[Stored entries]
=====

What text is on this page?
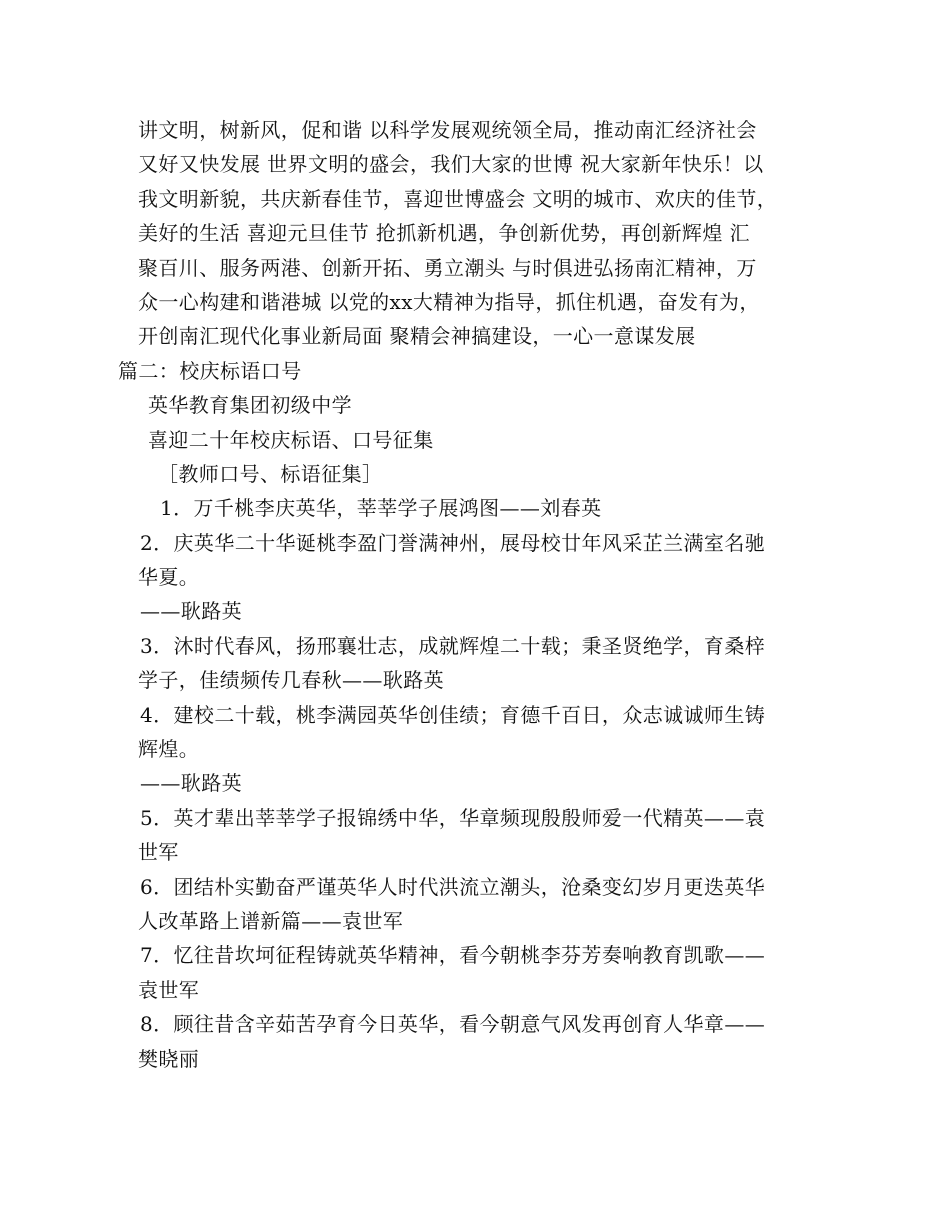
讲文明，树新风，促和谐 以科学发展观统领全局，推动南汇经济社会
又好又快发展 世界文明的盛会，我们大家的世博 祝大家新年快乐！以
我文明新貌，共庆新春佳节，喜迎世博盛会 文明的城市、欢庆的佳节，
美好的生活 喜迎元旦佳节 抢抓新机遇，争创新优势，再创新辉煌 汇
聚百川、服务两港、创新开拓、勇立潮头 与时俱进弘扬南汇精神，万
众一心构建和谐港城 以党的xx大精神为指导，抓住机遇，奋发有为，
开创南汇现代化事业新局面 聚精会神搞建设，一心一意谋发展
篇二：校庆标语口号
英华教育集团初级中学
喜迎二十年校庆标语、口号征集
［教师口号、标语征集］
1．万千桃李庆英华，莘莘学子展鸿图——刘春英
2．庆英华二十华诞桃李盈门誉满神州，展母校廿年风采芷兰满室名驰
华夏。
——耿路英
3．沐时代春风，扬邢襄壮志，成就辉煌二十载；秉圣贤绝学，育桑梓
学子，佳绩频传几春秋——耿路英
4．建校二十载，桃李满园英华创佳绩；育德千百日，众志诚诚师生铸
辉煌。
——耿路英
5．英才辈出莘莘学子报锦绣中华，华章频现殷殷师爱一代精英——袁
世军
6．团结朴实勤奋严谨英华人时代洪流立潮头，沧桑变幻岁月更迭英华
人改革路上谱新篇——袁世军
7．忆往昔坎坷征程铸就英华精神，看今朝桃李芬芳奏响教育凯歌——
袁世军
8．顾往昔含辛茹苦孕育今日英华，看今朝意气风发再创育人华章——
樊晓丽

=====

→ **What is expected**
Retype the records exactly. Any image in them should not appear in what you write.

→ **Complete answer**
What text is on this page?
讲文明，树新风，促和谐 以科学发展观统领全局，推动南汇经济社会
又好又快发展 世界文明的盛会，我们大家的世博 祝大家新年快乐！以
我文明新貌，共庆新春佳节，喜迎世博盛会 文明的城市、欢庆的佳节，
美好的生活 喜迎元旦佳节 抢抓新机遇，争创新优势，再创新辉煌 汇
聚百川、服务两港、创新开拓、勇立潮头 与时俱进弘扬南汇精神，万
众一心构建和谐港城 以党的xx大精神为指导，抓住机遇，奋发有为，
开创南汇现代化事业新局面 聚精会神搞建设，一心一意谋发展
篇二：校庆标语口号
英华教育集团初级中学
喜迎二十年校庆标语、口号征集
［教师口号、标语征集］
1．万千桃李庆英华，莘莘学子展鸿图——刘春英
2．庆英华二十华诞桃李盈门誉满神州，展母校廿年风采芷兰满室名驰
华夏。
——耿路英
3．沐时代春风，扬邢襄壮志，成就辉煌二十载；秉圣贤绝学，育桑梓
学子，佳绩频传几春秋——耿路英
4．建校二十载，桃李满园英华创佳绩；育德千百日，众志诚诚师生铸
辉煌。
——耿路英
5．英才辈出莘莘学子报锦绣中华，华章频现殷殷师爱一代精英——袁
世军
6．团结朴实勤奋严谨英华人时代洪流立潮头，沧桑变幻岁月更迭英华
人改革路上谱新篇——袁世军
7．忆往昔坎坷征程铸就英华精神，看今朝桃李芬芳奏响教育凯歌——
袁世军
8．顾往昔含辛茹苦孕育今日英华，看今朝意气风发再创育人华章——
樊晓丽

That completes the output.